-- START OF LISTED ENTRIES --

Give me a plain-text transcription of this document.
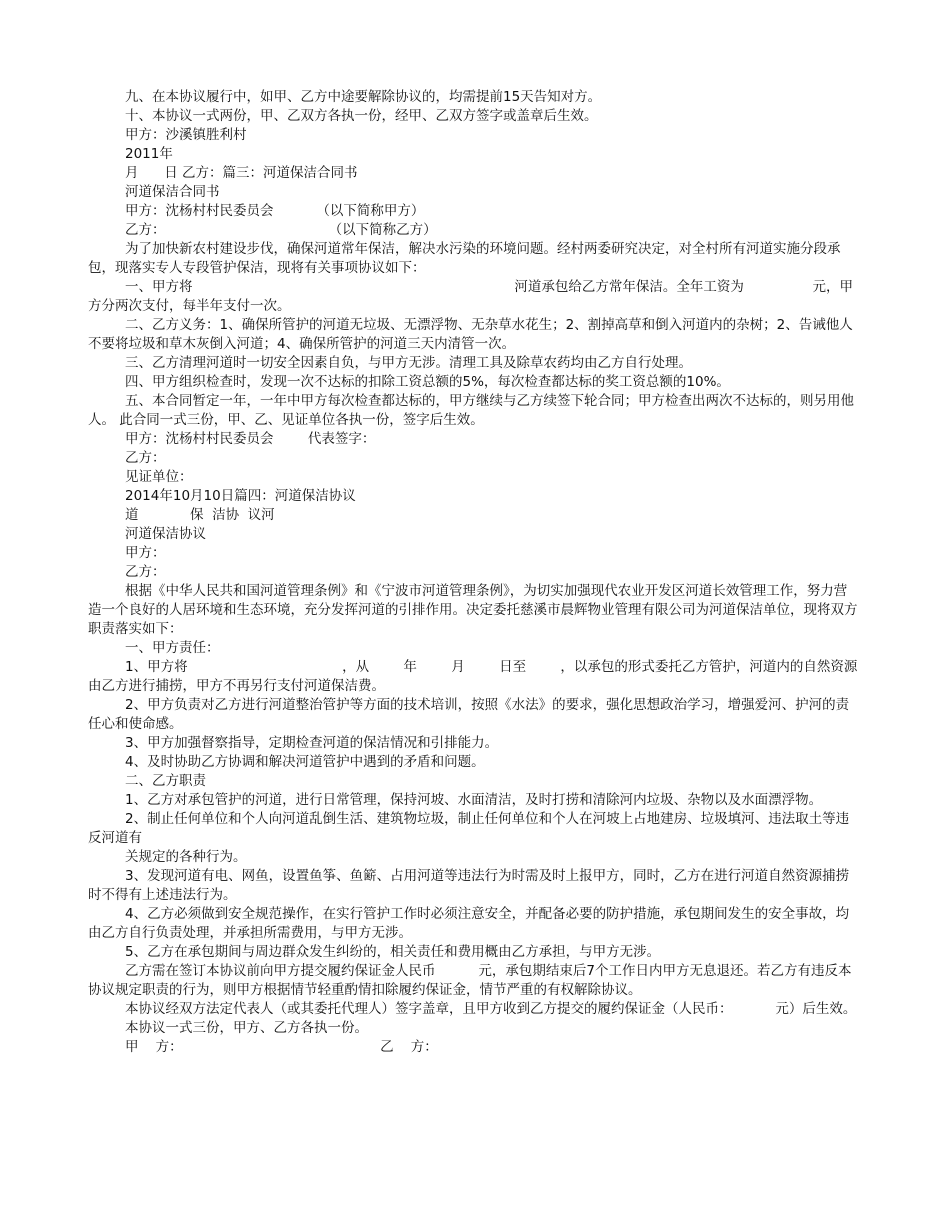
九、在本协议履行中，如甲、乙方中途要解除协议的，均需提前15天告知对方。

十、本协议一式两份，甲、乙双方各执一份，经甲、乙双方签字或盖章后生效。

甲方：沙溪镇胜利村

2011年

月      日 乙方：篇三：河道保洁合同书

河道保洁合同书

甲方：沈杨村村民委员会          （以下简称甲方）

乙方：                                      （以下简称乙方）

为了加快新农村建设步伐，确保河道常年保洁，解决水污染的环境问题。经村两委研究决定，对全村所有河道实施分段承包，现落实专人专段管护保洁，现将有关事项协议如下：

一、甲方将                                                                           河道承包给乙方常年保洁。全年工资为                元，甲方分两次支付，每半年支付一次。

二、乙方义务：1、确保所管护的河道无垃圾、无漂浮物、无杂草水花生；2、割掉高草和倒入河道内的杂树；2、告诫他人不要将垃圾和草木灰倒入河道；4、确保所管护的河道三天内清管一次。

三、乙方清理河道时一切安全因素自负，与甲方无涉。清理工具及除草农药均由乙方自行处理。

四、甲方组织检查时，发现一次不达标的扣除工资总额的5%，每次检查都达标的奖工资总额的10%。

五、本合同暂定一年，一年中甲方每次检查都达标的，甲方继续与乙方续签下轮合同；甲方检查出两次不达标的，则另用他人。 此合同一式三份，甲、乙、见证单位各执一份，签字后生效。

甲方：沈杨村村民委员会        代表签字：

乙方：

见证单位：

2014年10月10日篇四：河道保洁协议

道            保  洁协  议河

河道保洁协议

甲方：

乙方：

根据《中华人民共和国河道管理条例》和《宁波市河道管理条例》，为切实加强现代农业开发区河道长效管理工作，努力营造一个良好的人居环境和生态环境，充分发挥河道的引排作用。决定委托慈溪市晨辉物业管理有限公司为河道保洁单位，现将双方职责落实如下：

一、甲方责任：

1、甲方将                                    ，从        年        月        日至        ，以承包的形式委托乙方管护，河道内的自然资源由乙方进行捕捞，甲方不再另行支付河道保洁费。

2、甲方负责对乙方进行河道整治管护等方面的技术培训，按照《水法》的要求，强化思想政治学习，增强爱河、护河的责任心和使命感。

3、甲方加强督察指导，定期检查河道的保洁情况和引排能力。

4、及时协助乙方协调和解决河道管护中遇到的矛盾和问题。

二、乙方职责

1、乙方对承包管护的河道，进行日常管理，保持河坡、水面清洁，及时打捞和清除河内垃圾、杂物以及水面漂浮物。

2、制止任何单位和个人向河道乱倒生活、建筑物垃圾，制止任何单位和个人在河坡上占地建房、垃圾填河、违法取土等违反河道有

关规定的各种行为。

3、发现河道有电、网鱼，设置鱼筝、鱼簖、占用河道等违法行为时需及时上报甲方，同时，乙方在进行河道自然资源捕捞时不得有上述违法行为。

4、乙方必须做到安全规范操作，在实行管护工作时必须注意安全，并配备必要的防护措施，承包期间发生的安全事故，均由乙方自行负责处理，并承担所需费用，与甲方无涉。

5、乙方在承包期间与周边群众发生纠纷的，相关责任和费用概由乙方承担，与甲方无涉。

乙方需在签订本协议前向甲方提交履约保证金人民币          元，承包期结束后7个工作日内甲方无息退还。若乙方有违反本协议规定职责的行为，则甲方根据情节轻重酌情扣除履约保证金，情节严重的有权解除协议。

本协议经双方法定代表人（或其委托代理人）签字盖章，且甲方收到乙方提交的履约保证金（人民币：          元）后生效。

本协议一式三份，甲方、乙方各执一份。

甲    方：                                              乙    方：
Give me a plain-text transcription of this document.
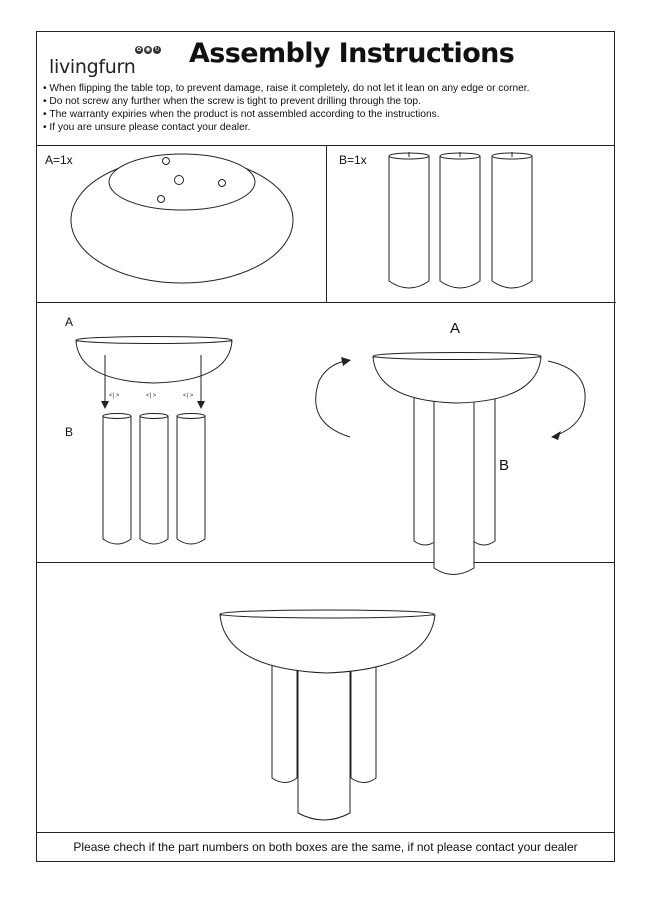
✿ ◉ ↻
livingfurn Assembly Instructions
• When flipping the table top, to prevent damage, raise it completely, do not let it lean on any edge or corner.
• Do not screw any further when the screw is tight to prevent drilling through the top.
• The warranty expiries when the product is not assembled according to the instructions.
• If you are unsure please contact your dealer.
A=1x	B=1x
A
B
A
B
<| >	<| >	<| >
Please chech if the part numbers on both boxes are the same, if not please contact your dealer
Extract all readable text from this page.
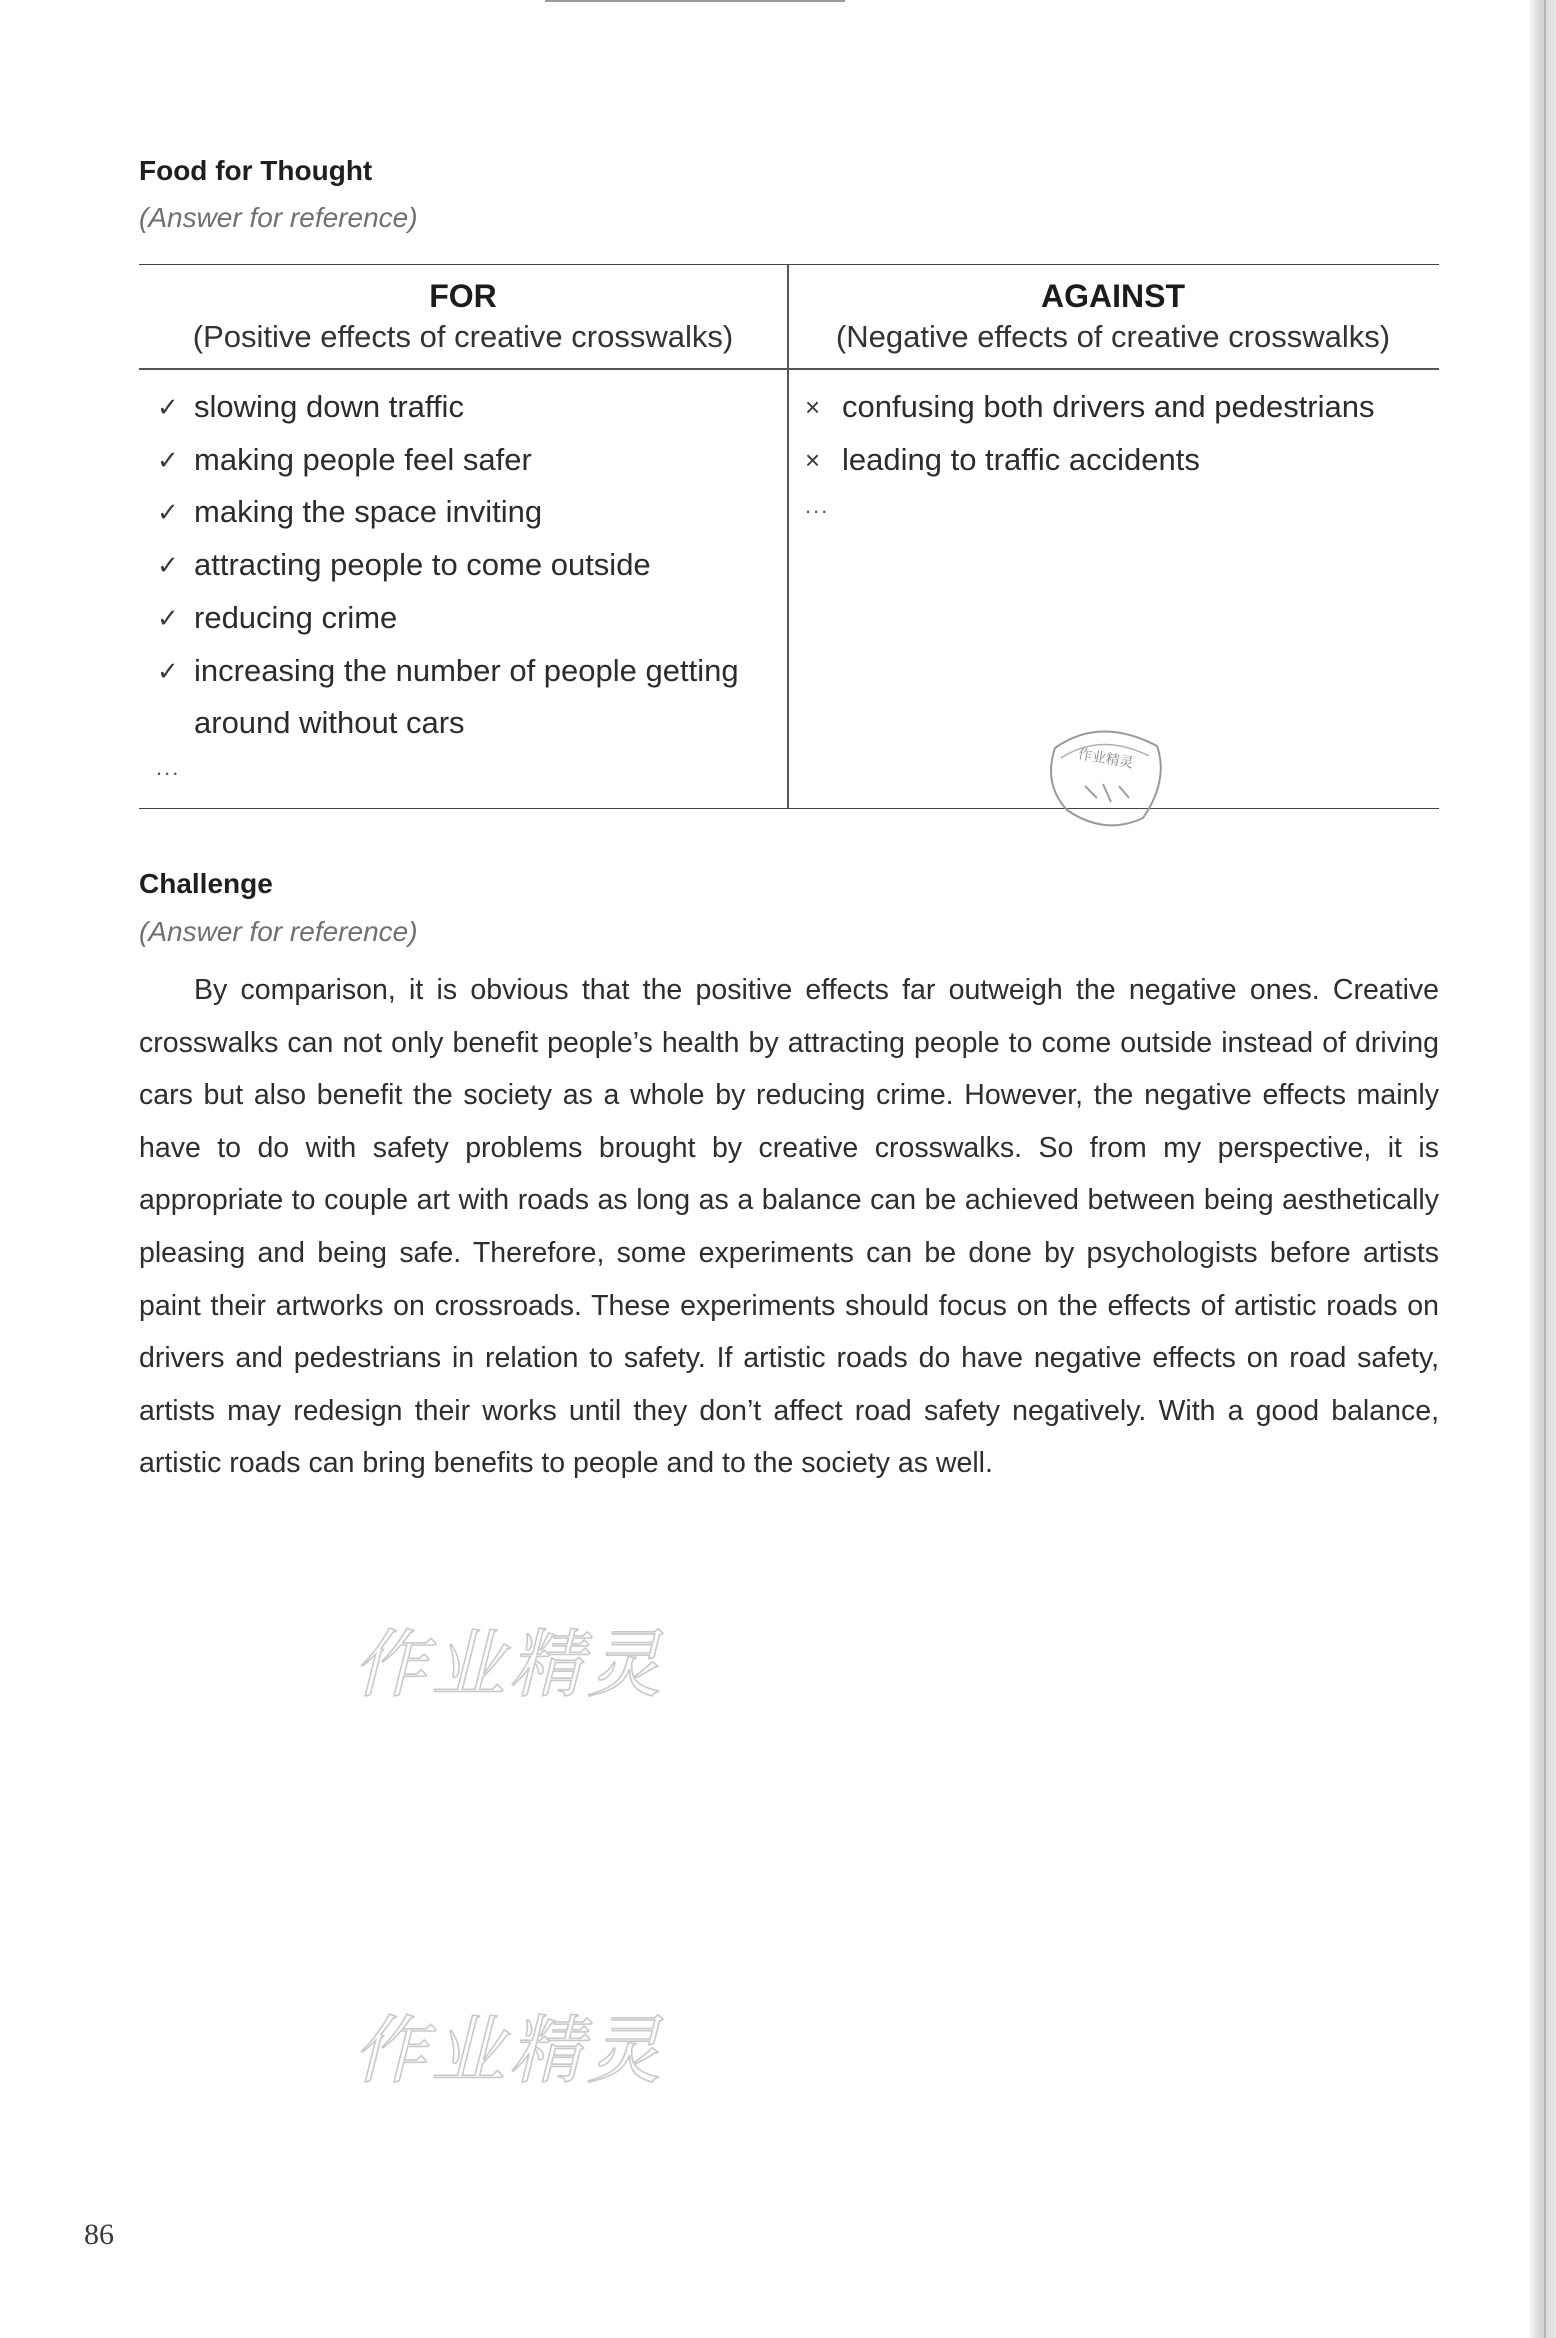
Food for Thought

(Answer for reference)

FOR
(Positive effects of creative crosswalks)
AGAINST
(Negative effects of creative crosswalks)
✓ slowing down traffic
✓ making people feel safer
✓ making the space inviting
✓ attracting people to come outside
✓ reducing crime
✓ increasing the number of people getting around without cars
...
× confusing both drivers and pedestrians
× leading to traffic accidents
...
作业精灵
Challenge

(Answer for reference)

By comparison, it is obvious that the positive effects far outweigh the negative ones. Creative crosswalks can not only benefit people’s health by attracting people to come outside instead of driving cars but also benefit the society as a whole by reducing crime. However, the negative effects mainly have to do with safety problems brought by creative crosswalks. So from my perspective, it is appropriate to couple art with roads as long as a balance can be achieved between being aesthetically pleasing and being safe. Therefore, some experiments can be done by psychologists before artists paint their artworks on crossroads. These experiments should focus on the effects of artistic roads on drivers and pedestrians in relation to safety. If artistic roads do have negative effects on road safety, artists may redesign their works until they don’t affect road safety negatively. With a good balance, artistic roads can bring benefits to people and to the society as well.

作业精灵
作业精灵
86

-- END OF LISTED ENTRIES --

◆ STATED TASK: Could you repeat, exactly and with nothing else, the lines from the one containing "Extract all readable text from this page." through the last line of the records above, leaving out the pictures?

◆ TASK RESULT:
Extract all readable text from this page.
Food for Thought

(Answer for reference)

FOR
(Positive effects of creative crosswalks)
AGAINST
(Negative effects of creative crosswalks)
✓ slowing down traffic
✓ making people feel safer
✓ making the space inviting
✓ attracting people to come outside
✓ reducing crime
✓ increasing the number of people getting around without cars
...
× confusing both drivers and pedestrians
× leading to traffic accidents
...
作业精灵
Challenge

(Answer for reference)

By comparison, it is obvious that the positive effects far outweigh the negative ones. Creative crosswalks can not only benefit people’s health by attracting people to come outside instead of driving cars but also benefit the society as a whole by reducing crime. However, the negative effects mainly have to do with safety problems brought by creative crosswalks. So from my perspective, it is appropriate to couple art with roads as long as a balance can be achieved between being aesthetically pleasing and being safe. Therefore, some experiments can be done by psychologists before artists paint their artworks on crossroads. These experiments should focus on the effects of artistic roads on drivers and pedestrians in relation to safety. If artistic roads do have negative effects on road safety, artists may redesign their works until they don’t affect road safety negatively. With a good balance, artistic roads can bring benefits to people and to the society as well.

作业精灵
作业精灵
86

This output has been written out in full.